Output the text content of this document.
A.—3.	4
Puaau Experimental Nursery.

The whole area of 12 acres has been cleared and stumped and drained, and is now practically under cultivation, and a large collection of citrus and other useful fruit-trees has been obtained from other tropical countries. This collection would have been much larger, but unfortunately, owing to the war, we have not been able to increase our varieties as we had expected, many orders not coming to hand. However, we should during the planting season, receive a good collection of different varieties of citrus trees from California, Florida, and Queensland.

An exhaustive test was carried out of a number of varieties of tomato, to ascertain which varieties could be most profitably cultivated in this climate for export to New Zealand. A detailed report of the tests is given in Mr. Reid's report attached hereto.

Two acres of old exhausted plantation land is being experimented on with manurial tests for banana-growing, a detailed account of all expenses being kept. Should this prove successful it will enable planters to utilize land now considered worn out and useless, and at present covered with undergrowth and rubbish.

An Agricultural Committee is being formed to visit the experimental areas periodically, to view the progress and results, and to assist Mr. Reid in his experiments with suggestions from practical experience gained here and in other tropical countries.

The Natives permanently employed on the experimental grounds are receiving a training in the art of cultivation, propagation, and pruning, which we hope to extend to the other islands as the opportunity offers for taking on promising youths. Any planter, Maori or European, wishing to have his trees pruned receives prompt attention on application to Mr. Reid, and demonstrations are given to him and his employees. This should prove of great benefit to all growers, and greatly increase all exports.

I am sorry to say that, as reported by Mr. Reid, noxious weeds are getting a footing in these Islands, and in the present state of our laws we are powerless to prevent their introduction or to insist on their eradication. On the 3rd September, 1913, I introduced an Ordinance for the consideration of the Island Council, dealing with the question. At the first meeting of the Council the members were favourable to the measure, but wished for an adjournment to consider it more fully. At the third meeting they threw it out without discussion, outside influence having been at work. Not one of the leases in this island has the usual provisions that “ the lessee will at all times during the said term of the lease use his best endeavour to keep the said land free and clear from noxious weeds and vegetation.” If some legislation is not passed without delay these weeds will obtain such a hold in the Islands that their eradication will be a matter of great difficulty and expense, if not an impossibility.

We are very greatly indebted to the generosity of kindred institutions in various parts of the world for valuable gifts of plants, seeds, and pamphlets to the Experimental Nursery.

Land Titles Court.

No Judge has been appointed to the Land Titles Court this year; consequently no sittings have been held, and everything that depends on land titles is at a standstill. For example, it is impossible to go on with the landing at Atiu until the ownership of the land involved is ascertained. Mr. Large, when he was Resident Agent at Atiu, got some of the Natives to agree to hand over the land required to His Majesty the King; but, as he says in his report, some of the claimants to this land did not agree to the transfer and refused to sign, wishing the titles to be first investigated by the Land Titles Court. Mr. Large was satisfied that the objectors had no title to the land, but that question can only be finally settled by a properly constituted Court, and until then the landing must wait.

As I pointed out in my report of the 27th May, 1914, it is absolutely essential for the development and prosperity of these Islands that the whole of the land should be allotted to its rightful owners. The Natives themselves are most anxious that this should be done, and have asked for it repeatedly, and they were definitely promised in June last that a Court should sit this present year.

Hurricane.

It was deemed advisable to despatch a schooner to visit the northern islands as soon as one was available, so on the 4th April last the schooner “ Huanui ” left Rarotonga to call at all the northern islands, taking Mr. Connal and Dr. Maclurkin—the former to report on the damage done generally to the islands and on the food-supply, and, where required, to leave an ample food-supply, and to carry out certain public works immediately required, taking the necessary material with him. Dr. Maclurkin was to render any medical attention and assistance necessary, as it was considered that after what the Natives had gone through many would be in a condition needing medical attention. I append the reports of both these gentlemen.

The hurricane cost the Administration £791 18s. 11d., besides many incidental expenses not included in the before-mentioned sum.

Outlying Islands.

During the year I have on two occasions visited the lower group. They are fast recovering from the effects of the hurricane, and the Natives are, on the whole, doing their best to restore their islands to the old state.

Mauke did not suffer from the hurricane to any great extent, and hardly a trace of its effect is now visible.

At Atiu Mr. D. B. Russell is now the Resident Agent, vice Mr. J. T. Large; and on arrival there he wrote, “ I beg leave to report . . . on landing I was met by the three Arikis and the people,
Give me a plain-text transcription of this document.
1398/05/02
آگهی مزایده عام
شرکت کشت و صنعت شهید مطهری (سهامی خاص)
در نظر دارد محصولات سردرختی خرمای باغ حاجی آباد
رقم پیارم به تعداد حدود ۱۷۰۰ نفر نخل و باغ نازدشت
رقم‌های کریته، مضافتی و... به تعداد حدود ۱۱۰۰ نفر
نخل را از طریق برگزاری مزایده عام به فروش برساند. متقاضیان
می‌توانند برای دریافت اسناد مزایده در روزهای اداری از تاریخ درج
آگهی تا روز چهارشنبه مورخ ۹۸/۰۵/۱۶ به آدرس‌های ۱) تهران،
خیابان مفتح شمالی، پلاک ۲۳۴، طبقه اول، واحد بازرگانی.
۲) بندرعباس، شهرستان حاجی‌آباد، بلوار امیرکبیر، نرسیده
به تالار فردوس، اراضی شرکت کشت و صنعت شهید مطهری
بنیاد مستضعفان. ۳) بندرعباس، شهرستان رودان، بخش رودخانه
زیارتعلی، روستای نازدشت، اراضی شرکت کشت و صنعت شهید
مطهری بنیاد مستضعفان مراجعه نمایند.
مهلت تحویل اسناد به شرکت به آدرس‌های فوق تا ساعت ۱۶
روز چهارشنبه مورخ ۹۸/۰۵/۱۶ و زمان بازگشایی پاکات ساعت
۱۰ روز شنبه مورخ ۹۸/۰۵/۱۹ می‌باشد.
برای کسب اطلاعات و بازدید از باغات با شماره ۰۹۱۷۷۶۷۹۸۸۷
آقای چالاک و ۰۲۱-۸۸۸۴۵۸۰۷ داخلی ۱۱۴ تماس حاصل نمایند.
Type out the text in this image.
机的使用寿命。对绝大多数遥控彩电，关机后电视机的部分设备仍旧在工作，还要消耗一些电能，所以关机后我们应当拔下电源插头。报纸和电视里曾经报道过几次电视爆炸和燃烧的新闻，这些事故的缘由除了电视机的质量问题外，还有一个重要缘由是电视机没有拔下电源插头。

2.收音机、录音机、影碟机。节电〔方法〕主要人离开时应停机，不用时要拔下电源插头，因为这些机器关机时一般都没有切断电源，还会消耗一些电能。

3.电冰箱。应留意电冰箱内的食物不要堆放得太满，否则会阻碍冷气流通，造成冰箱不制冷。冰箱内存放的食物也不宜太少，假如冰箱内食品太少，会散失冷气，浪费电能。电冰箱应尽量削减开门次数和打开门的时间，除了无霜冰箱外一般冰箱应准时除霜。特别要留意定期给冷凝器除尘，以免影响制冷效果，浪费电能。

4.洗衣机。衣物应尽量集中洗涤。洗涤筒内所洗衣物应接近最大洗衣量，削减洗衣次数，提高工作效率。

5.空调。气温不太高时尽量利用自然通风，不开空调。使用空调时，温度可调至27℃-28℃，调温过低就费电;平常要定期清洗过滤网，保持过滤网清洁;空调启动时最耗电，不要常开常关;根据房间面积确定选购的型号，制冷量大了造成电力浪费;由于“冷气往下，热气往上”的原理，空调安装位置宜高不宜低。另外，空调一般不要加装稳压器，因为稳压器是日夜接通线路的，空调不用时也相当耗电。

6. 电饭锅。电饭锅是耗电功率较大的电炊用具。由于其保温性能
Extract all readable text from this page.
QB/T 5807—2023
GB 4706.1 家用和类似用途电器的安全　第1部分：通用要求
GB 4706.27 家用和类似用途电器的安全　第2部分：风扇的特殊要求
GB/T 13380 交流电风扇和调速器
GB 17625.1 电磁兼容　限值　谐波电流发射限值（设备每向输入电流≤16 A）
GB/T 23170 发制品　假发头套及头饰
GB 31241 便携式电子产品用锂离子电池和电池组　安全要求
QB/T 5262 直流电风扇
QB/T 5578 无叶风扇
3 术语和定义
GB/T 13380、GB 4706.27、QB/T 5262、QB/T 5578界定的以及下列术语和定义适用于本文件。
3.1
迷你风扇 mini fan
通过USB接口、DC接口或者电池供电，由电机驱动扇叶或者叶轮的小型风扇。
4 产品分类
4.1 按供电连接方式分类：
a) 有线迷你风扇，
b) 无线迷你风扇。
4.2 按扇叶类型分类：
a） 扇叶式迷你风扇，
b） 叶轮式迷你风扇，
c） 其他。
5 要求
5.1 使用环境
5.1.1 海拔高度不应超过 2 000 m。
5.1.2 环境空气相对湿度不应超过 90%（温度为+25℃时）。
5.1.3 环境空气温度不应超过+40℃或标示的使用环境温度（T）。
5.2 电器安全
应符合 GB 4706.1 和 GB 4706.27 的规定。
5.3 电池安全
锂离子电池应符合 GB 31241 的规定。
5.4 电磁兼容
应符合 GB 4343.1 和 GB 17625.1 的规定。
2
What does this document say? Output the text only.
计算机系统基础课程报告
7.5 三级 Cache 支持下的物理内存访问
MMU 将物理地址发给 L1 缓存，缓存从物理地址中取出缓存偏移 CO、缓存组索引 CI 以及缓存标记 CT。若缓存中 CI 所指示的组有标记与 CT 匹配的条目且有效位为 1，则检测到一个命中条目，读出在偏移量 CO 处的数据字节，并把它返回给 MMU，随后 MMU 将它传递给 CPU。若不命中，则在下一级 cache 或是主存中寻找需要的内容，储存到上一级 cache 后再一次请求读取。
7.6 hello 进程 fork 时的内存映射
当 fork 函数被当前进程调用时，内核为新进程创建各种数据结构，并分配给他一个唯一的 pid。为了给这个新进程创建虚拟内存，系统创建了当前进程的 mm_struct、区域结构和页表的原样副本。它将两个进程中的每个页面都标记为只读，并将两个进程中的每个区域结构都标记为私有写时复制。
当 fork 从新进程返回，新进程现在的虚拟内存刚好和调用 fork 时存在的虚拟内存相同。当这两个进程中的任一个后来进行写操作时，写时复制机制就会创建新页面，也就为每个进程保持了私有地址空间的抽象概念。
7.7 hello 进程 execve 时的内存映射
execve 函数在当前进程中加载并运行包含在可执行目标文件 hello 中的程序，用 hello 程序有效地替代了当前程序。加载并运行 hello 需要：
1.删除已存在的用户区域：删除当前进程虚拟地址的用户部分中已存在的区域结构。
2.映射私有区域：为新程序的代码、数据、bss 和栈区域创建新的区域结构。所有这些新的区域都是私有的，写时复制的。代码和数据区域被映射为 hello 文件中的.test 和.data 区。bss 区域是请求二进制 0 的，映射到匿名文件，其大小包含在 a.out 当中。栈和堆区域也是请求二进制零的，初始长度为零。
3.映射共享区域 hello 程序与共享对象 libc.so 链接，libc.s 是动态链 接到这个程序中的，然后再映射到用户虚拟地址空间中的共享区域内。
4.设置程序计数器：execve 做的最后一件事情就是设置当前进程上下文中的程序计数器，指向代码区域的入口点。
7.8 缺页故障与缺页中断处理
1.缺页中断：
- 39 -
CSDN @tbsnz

→ **What is expected**:
Pick out all the lines with the word "صنعت" in them and copy them.

→ **Full solution**:
شرکت کشت و صنعت شهید مطهری (سهامی خاص)
به تالار فردوس، اراضی شرکت کشت و صنعت شهید مطهری
زیارتعلی، روستای نازدشت، اراضی شرکت کشت و صنعت شهید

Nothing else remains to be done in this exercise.